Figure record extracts

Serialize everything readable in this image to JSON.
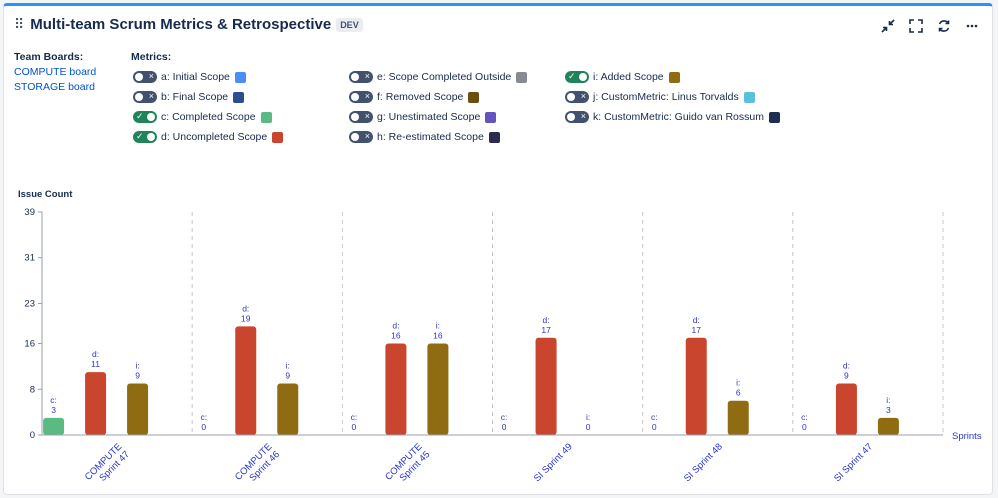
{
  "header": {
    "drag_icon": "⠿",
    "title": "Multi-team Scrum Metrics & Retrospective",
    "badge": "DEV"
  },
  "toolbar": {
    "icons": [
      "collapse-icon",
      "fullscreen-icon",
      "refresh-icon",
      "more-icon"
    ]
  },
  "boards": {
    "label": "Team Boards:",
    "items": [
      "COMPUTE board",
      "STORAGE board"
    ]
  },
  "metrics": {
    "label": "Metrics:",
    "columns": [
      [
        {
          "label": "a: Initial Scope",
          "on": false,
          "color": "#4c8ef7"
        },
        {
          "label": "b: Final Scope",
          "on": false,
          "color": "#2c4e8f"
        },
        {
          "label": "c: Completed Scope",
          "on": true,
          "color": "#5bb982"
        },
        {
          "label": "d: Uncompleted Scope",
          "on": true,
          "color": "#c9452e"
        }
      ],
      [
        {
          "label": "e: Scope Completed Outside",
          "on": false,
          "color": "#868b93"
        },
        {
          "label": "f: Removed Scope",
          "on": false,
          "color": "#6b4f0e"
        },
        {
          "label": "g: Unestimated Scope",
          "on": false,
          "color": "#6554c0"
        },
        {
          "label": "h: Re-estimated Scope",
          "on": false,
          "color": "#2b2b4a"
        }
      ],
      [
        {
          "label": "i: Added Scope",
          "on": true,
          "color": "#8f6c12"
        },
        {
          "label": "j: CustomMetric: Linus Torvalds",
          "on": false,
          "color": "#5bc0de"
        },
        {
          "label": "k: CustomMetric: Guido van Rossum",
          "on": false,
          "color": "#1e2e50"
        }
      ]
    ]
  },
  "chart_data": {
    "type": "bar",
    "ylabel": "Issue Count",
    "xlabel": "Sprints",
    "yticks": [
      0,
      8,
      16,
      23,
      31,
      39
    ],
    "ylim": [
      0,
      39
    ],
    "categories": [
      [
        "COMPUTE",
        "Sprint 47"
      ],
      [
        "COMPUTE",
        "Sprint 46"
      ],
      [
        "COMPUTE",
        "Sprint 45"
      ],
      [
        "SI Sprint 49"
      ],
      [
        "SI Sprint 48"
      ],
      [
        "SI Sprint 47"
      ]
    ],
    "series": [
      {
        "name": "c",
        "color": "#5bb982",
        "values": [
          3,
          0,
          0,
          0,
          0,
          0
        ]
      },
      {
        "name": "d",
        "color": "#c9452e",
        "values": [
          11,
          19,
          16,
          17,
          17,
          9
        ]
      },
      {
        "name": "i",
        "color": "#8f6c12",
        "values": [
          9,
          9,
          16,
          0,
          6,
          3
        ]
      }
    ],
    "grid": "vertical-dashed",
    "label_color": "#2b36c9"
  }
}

---

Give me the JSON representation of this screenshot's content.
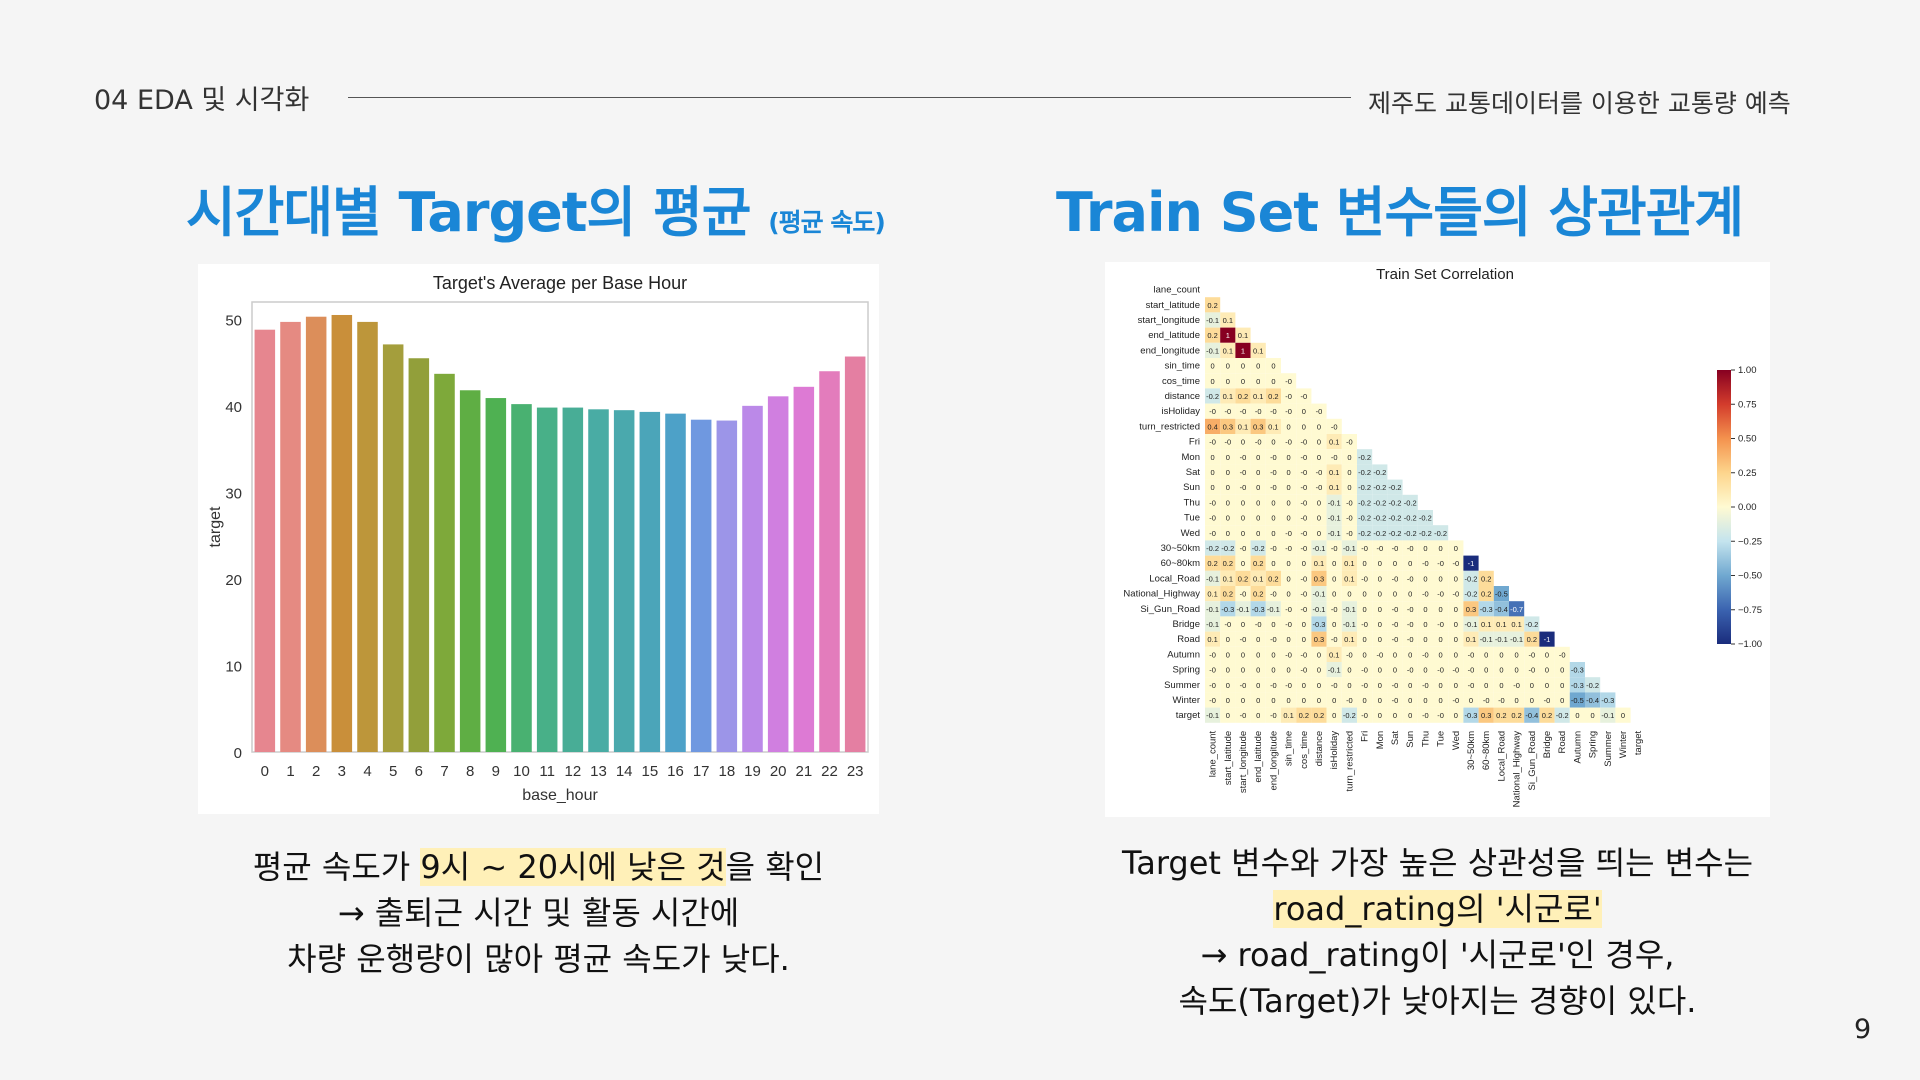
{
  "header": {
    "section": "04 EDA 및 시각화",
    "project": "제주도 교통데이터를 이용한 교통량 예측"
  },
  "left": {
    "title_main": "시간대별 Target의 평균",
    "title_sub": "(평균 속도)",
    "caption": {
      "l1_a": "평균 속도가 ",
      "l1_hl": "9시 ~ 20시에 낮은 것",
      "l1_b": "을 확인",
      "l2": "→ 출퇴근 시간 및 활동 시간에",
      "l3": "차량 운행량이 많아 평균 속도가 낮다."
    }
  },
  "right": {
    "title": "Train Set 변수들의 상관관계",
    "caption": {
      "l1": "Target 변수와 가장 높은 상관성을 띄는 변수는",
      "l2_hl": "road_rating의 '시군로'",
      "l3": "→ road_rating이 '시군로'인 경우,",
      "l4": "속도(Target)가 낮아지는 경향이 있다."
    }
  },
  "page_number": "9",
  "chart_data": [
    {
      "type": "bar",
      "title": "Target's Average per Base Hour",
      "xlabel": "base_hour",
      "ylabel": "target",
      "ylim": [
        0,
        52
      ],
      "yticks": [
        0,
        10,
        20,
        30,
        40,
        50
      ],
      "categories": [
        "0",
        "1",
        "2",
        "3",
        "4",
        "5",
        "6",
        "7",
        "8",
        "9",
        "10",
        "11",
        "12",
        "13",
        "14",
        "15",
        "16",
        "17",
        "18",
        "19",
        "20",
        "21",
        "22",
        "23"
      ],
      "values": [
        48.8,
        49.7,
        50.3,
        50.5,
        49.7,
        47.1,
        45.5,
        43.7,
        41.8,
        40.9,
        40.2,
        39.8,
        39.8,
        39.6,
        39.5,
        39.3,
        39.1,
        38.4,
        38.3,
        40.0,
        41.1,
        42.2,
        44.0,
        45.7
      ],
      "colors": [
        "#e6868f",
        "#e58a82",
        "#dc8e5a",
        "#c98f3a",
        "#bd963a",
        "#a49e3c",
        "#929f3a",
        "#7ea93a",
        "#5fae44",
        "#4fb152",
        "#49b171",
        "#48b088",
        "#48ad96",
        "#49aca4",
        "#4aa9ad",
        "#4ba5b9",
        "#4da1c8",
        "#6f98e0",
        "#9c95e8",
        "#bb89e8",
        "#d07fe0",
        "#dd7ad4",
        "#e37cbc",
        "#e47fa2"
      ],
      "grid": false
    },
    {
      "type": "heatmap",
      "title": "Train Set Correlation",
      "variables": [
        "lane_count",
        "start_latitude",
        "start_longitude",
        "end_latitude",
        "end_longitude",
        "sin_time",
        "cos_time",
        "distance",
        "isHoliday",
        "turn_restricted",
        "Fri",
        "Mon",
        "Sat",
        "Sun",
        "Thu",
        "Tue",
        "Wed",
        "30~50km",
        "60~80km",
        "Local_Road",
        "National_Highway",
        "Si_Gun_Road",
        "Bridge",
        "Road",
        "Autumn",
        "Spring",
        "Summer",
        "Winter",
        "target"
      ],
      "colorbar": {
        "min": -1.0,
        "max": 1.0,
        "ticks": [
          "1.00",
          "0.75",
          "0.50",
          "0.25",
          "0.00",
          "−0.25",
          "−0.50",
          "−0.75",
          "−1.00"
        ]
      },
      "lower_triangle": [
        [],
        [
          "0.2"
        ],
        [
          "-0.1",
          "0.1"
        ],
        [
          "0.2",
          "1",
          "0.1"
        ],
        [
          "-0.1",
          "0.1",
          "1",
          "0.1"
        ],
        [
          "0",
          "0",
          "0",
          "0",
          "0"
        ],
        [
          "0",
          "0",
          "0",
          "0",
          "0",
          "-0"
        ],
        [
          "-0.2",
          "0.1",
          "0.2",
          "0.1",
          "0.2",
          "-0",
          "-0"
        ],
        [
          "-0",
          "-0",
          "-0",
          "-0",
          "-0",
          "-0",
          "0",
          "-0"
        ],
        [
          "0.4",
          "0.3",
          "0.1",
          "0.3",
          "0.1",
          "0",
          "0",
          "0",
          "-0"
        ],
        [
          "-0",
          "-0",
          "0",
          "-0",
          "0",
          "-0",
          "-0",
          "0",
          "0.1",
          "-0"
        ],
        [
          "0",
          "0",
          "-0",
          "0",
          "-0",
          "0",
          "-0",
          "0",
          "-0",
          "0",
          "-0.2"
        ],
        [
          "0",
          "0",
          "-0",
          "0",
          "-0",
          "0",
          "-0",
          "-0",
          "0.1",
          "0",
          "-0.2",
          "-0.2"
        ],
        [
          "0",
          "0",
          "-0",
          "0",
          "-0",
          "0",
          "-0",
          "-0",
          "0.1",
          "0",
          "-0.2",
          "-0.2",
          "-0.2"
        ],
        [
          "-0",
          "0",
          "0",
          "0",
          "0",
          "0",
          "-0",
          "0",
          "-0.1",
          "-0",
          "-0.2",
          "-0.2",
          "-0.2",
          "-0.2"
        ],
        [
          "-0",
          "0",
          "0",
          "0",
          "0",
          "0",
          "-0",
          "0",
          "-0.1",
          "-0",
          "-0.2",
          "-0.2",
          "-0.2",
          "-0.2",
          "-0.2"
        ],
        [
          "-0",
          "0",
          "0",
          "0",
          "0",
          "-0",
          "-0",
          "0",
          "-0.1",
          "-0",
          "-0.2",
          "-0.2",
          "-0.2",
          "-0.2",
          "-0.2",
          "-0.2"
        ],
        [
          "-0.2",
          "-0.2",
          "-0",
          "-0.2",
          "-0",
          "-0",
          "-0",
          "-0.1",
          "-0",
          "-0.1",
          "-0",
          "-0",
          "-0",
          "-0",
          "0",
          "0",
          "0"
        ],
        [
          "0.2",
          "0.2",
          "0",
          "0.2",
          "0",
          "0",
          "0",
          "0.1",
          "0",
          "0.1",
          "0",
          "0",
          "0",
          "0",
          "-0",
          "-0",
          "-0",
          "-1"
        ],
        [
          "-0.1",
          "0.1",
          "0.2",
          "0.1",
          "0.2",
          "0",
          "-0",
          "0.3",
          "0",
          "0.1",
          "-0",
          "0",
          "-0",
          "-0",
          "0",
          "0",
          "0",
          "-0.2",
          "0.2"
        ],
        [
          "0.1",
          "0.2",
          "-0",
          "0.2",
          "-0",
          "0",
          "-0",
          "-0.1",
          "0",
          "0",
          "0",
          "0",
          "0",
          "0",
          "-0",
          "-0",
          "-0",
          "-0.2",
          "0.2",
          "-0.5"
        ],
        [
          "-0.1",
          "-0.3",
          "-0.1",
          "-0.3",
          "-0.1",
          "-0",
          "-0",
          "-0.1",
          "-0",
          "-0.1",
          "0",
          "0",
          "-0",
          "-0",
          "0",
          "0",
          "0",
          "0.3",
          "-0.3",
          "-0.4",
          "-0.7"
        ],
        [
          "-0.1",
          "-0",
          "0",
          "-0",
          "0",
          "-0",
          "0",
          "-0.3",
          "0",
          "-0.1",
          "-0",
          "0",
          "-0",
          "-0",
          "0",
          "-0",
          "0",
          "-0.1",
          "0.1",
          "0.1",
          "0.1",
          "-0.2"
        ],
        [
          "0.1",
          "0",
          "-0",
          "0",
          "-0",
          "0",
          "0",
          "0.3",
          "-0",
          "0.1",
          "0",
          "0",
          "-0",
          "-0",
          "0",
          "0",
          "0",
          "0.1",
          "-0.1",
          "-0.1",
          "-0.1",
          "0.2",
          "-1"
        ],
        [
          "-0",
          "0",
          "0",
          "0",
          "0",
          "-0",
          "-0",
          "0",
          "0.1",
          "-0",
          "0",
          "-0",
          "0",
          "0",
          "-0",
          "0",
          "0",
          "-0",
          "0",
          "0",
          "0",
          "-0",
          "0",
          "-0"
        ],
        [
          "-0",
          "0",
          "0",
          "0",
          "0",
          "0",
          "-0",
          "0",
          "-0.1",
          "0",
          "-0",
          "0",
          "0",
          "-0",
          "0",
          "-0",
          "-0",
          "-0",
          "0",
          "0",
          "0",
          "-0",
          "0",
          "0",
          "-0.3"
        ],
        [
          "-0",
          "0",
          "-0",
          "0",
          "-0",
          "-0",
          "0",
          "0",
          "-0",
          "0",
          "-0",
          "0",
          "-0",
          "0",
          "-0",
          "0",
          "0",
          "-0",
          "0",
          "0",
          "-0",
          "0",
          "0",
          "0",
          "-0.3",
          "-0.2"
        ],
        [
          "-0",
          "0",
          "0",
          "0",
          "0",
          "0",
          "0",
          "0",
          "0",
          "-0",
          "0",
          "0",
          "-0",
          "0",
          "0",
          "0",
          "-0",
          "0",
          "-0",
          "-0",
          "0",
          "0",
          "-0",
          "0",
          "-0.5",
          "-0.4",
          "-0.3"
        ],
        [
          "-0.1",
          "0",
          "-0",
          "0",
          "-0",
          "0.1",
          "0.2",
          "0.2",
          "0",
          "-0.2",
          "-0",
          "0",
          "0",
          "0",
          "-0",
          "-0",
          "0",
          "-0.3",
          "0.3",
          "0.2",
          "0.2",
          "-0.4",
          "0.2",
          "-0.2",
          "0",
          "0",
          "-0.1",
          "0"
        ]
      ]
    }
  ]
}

Challenge: Tally the lines above containing "JSON". Answer with the count only.

Answer for the task: 2